WHAT THE EXERCISE ASKS>
Copy out the lines of the data, word for word, from the very first line through the line that contains "market-cap-value: $974.30M: [574, 147, 637, 164]", including both ends.

Spatial layout data
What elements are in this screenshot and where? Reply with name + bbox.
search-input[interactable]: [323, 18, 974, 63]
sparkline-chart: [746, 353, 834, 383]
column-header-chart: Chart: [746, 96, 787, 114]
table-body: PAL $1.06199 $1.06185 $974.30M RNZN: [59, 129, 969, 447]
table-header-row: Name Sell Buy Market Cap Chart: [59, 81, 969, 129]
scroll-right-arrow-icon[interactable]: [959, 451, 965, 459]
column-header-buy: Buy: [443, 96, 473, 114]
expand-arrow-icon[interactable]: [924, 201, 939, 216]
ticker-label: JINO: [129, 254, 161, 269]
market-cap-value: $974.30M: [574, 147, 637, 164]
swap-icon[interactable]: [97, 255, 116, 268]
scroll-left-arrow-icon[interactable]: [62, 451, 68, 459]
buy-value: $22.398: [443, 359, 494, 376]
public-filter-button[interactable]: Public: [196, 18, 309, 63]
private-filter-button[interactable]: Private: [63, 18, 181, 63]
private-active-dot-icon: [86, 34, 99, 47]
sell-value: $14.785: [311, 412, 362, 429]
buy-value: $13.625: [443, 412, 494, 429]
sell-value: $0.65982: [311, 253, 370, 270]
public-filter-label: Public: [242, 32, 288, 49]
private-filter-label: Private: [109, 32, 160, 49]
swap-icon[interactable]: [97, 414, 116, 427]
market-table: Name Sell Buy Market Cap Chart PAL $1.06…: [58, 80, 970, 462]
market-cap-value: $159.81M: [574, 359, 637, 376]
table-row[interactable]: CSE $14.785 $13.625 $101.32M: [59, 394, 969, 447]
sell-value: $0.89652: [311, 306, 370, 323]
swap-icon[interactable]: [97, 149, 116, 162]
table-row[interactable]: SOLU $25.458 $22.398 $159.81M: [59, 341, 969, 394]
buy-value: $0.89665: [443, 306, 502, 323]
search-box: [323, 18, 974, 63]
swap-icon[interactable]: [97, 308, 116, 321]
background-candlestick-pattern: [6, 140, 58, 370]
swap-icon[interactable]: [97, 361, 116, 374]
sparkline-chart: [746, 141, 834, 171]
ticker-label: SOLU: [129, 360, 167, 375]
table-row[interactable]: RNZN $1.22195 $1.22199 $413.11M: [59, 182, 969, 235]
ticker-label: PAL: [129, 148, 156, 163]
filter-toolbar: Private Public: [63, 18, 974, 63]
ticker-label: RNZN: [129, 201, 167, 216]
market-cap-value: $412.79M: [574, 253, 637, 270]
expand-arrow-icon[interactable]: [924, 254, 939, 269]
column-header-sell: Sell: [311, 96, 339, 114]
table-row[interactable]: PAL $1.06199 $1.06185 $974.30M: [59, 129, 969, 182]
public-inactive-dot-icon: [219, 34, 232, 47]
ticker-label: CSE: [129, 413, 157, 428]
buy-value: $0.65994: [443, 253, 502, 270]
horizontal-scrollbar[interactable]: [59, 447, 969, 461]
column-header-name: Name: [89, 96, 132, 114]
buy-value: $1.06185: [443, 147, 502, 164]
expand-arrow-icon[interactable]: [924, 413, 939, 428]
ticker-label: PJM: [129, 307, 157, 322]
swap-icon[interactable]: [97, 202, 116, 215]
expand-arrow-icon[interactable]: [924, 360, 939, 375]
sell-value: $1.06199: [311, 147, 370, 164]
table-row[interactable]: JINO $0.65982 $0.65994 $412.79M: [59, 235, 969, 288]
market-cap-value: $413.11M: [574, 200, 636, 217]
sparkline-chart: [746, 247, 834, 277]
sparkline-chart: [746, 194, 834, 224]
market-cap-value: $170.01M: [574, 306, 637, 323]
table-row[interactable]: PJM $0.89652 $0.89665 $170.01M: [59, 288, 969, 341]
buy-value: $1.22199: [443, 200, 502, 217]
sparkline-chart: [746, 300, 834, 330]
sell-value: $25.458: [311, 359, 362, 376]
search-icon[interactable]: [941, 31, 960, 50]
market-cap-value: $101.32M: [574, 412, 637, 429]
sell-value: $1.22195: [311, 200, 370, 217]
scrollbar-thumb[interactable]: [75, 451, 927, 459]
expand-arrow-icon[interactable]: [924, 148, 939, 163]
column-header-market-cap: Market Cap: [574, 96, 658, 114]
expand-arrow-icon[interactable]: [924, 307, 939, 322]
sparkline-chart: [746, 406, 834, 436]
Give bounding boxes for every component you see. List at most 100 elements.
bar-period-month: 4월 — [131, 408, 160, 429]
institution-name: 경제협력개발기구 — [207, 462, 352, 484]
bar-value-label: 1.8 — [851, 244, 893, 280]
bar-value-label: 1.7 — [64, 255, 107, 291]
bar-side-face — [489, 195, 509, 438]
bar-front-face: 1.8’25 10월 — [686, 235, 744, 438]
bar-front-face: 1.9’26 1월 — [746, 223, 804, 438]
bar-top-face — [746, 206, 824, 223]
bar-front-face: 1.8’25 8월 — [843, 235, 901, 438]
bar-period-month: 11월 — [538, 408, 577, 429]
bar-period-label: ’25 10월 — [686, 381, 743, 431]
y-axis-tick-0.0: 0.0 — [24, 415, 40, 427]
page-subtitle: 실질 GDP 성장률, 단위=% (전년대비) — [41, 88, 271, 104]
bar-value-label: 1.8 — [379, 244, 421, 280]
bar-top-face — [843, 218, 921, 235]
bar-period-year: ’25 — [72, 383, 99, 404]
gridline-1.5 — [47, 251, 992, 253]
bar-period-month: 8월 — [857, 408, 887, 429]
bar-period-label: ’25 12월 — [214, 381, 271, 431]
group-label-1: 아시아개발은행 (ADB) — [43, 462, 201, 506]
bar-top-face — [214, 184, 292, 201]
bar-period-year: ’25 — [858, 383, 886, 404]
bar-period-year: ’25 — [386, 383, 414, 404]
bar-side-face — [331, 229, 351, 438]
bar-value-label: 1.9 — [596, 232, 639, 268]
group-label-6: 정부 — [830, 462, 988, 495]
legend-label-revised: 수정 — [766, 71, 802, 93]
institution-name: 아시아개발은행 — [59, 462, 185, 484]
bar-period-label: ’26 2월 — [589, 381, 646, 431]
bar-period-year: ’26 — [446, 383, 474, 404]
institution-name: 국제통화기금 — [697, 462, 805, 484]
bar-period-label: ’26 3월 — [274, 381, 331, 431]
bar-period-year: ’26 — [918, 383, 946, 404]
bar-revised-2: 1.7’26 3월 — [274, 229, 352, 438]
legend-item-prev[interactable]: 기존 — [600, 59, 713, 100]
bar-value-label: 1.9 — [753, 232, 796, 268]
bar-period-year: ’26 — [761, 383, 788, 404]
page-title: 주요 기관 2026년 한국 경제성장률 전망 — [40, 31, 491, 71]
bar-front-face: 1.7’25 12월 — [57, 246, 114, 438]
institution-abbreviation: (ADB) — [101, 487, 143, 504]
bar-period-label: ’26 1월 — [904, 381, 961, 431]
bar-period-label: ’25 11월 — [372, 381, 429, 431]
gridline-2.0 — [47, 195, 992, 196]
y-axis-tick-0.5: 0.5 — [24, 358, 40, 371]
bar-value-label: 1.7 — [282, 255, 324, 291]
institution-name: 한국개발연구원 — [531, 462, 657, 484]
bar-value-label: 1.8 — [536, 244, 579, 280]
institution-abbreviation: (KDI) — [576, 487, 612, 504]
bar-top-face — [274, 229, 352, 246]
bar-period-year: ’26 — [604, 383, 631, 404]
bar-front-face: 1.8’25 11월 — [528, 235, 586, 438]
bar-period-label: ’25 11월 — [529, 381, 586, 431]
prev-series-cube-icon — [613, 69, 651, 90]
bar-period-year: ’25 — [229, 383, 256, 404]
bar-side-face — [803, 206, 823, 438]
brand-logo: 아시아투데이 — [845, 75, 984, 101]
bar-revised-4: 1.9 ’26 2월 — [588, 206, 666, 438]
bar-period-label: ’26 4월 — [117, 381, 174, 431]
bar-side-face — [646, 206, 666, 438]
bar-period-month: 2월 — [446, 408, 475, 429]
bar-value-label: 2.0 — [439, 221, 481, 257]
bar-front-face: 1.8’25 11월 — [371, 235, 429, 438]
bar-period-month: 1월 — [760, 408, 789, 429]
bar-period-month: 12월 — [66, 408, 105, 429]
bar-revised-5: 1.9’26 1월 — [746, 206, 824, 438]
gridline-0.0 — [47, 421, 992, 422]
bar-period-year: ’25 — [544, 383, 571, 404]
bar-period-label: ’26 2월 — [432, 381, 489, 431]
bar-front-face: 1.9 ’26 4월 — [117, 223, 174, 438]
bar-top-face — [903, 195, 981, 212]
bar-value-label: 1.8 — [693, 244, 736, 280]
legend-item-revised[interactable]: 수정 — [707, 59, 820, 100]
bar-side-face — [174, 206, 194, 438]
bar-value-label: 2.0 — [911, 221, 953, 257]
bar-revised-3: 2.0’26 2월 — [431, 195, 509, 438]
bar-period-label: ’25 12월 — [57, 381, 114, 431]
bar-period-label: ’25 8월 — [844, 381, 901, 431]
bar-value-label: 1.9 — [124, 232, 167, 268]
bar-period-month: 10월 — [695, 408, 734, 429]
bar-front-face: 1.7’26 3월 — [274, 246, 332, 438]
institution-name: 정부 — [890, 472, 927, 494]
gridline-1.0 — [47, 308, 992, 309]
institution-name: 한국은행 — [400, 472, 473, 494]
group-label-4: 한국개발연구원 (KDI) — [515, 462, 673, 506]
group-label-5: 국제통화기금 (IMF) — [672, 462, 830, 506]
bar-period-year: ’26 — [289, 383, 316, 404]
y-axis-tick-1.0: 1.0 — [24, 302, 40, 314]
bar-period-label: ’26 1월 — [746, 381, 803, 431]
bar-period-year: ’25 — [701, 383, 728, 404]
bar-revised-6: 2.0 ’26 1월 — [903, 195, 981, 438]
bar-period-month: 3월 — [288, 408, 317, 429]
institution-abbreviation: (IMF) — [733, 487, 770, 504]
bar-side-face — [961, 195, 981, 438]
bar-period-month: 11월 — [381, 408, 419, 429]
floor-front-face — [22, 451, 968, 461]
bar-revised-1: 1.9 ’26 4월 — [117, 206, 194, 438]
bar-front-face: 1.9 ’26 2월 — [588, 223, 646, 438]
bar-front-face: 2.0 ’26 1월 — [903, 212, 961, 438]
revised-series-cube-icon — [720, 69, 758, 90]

ANSWER TO THE PROBLEM>
What elements are in this screenshot and where? Reply with name + bbox.
search-input[interactable]: [323, 18, 974, 63]
sparkline-chart: [746, 353, 834, 383]
column-header-chart: Chart: [746, 96, 787, 114]
table-body: PAL $1.06199 $1.06185 $974.30M RNZN: [59, 129, 969, 447]
table-header-row: Name Sell Buy Market Cap Chart: [59, 81, 969, 129]
scroll-right-arrow-icon[interactable]: [959, 451, 965, 459]
column-header-buy: Buy: [443, 96, 473, 114]
expand-arrow-icon[interactable]: [924, 201, 939, 216]
ticker-label: JINO: [129, 254, 161, 269]
market-cap-value: $974.30M: [574, 147, 637, 164]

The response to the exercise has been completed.